To be done:
Write out each line beneath this one exactly as it reads.

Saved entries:

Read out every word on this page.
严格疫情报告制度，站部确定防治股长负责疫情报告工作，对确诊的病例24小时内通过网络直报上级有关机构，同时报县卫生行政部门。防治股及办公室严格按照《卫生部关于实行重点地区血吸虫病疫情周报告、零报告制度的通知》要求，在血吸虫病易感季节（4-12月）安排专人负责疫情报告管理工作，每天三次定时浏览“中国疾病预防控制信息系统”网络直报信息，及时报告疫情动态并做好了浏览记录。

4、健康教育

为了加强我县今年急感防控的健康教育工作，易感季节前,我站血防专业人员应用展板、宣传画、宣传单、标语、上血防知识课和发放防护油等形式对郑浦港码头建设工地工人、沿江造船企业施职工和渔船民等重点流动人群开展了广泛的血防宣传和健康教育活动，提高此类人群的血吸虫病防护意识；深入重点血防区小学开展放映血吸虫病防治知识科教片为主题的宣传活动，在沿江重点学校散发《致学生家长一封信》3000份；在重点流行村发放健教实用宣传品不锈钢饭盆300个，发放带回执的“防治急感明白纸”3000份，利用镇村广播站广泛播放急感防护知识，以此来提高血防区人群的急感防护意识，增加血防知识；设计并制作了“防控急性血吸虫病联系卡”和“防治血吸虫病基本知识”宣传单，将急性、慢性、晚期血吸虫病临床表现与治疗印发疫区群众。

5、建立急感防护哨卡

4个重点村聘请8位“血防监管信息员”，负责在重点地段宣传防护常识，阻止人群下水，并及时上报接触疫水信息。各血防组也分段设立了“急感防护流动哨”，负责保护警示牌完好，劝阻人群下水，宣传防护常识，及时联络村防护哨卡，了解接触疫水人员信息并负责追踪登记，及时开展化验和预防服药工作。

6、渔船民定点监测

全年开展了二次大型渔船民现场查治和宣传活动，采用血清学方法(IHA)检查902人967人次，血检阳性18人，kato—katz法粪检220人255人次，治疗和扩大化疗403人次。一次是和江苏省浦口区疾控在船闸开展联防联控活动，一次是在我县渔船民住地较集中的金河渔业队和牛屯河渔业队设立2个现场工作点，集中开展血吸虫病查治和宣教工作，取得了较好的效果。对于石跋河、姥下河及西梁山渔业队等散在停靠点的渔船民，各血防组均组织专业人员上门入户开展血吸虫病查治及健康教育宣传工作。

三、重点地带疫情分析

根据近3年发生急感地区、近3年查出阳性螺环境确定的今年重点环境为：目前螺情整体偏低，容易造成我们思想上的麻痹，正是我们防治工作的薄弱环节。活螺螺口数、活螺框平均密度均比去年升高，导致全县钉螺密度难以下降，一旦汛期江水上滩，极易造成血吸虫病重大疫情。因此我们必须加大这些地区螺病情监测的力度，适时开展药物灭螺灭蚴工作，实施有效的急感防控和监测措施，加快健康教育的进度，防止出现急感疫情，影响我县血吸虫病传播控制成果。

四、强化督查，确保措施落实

Output:
Read out every word on this page.
严格疫情报告制度，站部确定防治股长负责疫情报告工作，对确诊的病例24小时内通过网络直报上级有关机构，同时报县卫生行政部门。防治股及办公室严格按照《卫生部关于实行重点地区血吸虫病疫情周报告、零报告制度的通知》要求，在血吸虫病易感季节（4-12月）安排专人负责疫情报告管理工作，每天三次定时浏览“中国疾病预防控制信息系统”网络直报信息，及时报告疫情动态并做好了浏览记录。

4、健康教育

为了加强我县今年急感防控的健康教育工作，易感季节前,我站血防专业人员应用展板、宣传画、宣传单、标语、上血防知识课和发放防护油等形式对郑浦港码头建设工地工人、沿江造船企业施职工和渔船民等重点流动人群开展了广泛的血防宣传和健康教育活动，提高此类人群的血吸虫病防护意识；深入重点血防区小学开展放映血吸虫病防治知识科教片为主题的宣传活动，在沿江重点学校散发《致学生家长一封信》3000份；在重点流行村发放健教实用宣传品不锈钢饭盆300个，发放带回执的“防治急感明白纸”3000份，利用镇村广播站广泛播放急感防护知识，以此来提高血防区人群的急感防护意识，增加血防知识；设计并制作了“防控急性血吸虫病联系卡”和“防治血吸虫病基本知识”宣传单，将急性、慢性、晚期血吸虫病临床表现与治疗印发疫区群众。

5、建立急感防护哨卡

4个重点村聘请8位“血防监管信息员”，负责在重点地段宣传防护常识，阻止人群下水，并及时上报接触疫水信息。各血防组也分段设立了“急感防护流动哨”，负责保护警示牌完好，劝阻人群下水，宣传防护常识，及时联络村防护哨卡，了解接触疫水人员信息并负责追踪登记，及时开展化验和预防服药工作。

6、渔船民定点监测

全年开展了二次大型渔船民现场查治和宣传活动，采用血清学方法(IHA)检查902人967人次，血检阳性18人，kato—katz法粪检220人255人次，治疗和扩大化疗403人次。一次是和江苏省浦口区疾控在船闸开展联防联控活动，一次是在我县渔船民住地较集中的金河渔业队和牛屯河渔业队设立2个现场工作点，集中开展血吸虫病查治和宣教工作，取得了较好的效果。对于石跋河、姥下河及西梁山渔业队等散在停靠点的渔船民，各血防组均组织专业人员上门入户开展血吸虫病查治及健康教育宣传工作。

三、重点地带疫情分析

根据近3年发生急感地区、近3年查出阳性螺环境确定的今年重点环境为：目前螺情整体偏低，容易造成我们思想上的麻痹，正是我们防治工作的薄弱环节。活螺螺口数、活螺框平均密度均比去年升高，导致全县钉螺密度难以下降，一旦汛期江水上滩，极易造成血吸虫病重大疫情。因此我们必须加大这些地区螺病情监测的力度，适时开展药物灭螺灭蚴工作，实施有效的急感防控和监测措施，加快健康教育的进度，防止出现急感疫情，影响我县血吸虫病传播控制成果。

四、强化督查，确保措施落实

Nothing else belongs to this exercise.